What to produce. Copy all of the material word for word, except for the pictures.

Records for the task.
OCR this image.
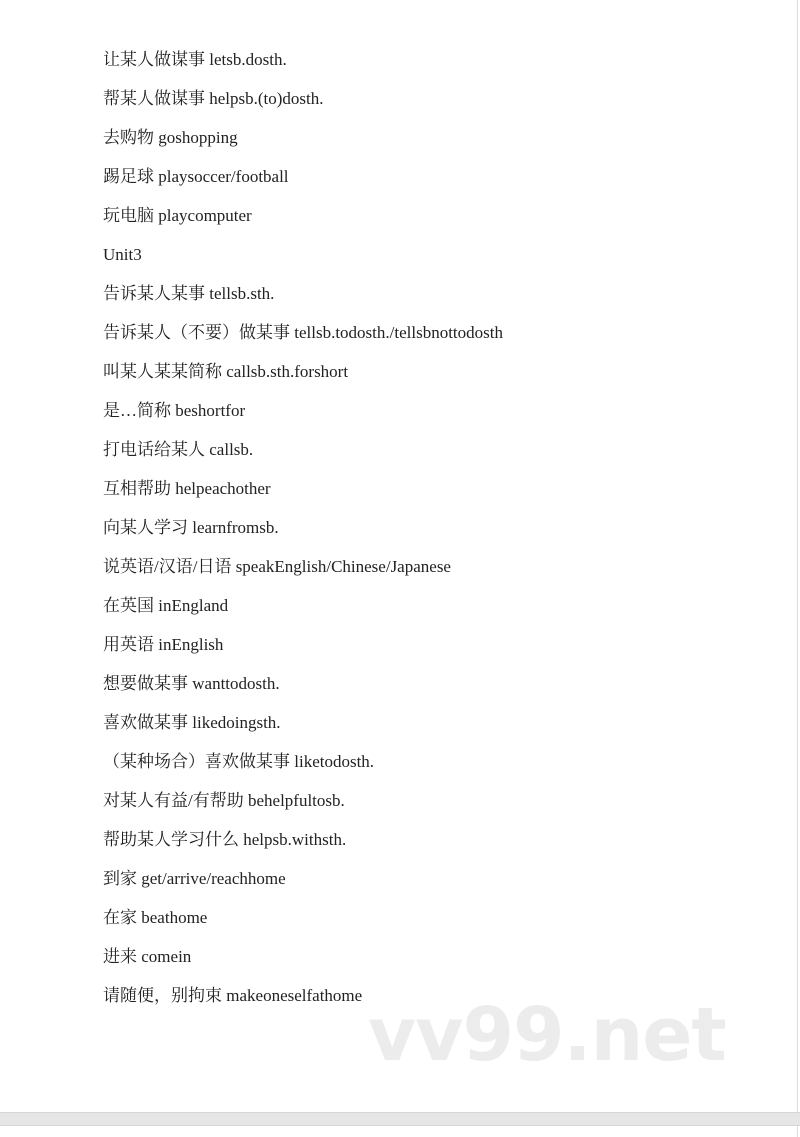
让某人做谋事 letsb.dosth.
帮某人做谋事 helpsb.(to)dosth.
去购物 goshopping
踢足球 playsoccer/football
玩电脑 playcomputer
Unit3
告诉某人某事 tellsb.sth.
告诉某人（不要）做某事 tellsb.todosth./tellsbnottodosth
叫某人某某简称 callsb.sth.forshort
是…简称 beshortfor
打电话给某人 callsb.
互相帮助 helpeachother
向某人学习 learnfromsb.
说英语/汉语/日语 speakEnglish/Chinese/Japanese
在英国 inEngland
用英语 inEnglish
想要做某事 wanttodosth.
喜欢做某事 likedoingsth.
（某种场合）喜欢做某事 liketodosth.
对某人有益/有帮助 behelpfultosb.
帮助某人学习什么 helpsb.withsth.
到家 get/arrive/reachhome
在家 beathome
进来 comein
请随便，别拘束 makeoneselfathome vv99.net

The output.
OCR this image.
让某人做谋事 letsb.dosth.
帮某人做谋事 helpsb.(to)dosth.
去购物 goshopping
踢足球 playsoccer/football
玩电脑 playcomputer
Unit3
告诉某人某事 tellsb.sth.
告诉某人（不要）做某事 tellsb.todosth./tellsbnottodosth
叫某人某某简称 callsb.sth.forshort
是…简称 beshortfor
打电话给某人 callsb.
互相帮助 helpeachother
向某人学习 learnfromsb.
说英语/汉语/日语 speakEnglish/Chinese/Japanese
在英国 inEngland
用英语 inEnglish
想要做某事 wanttodosth.
喜欢做某事 likedoingsth.
（某种场合）喜欢做某事 liketodosth.
对某人有益/有帮助 behelpfultosb.
帮助某人学习什么 helpsb.withsth.
到家 get/arrive/reachhome
在家 beathome
进来 comein
请随便，别拘束 makeoneselfathome vv99.net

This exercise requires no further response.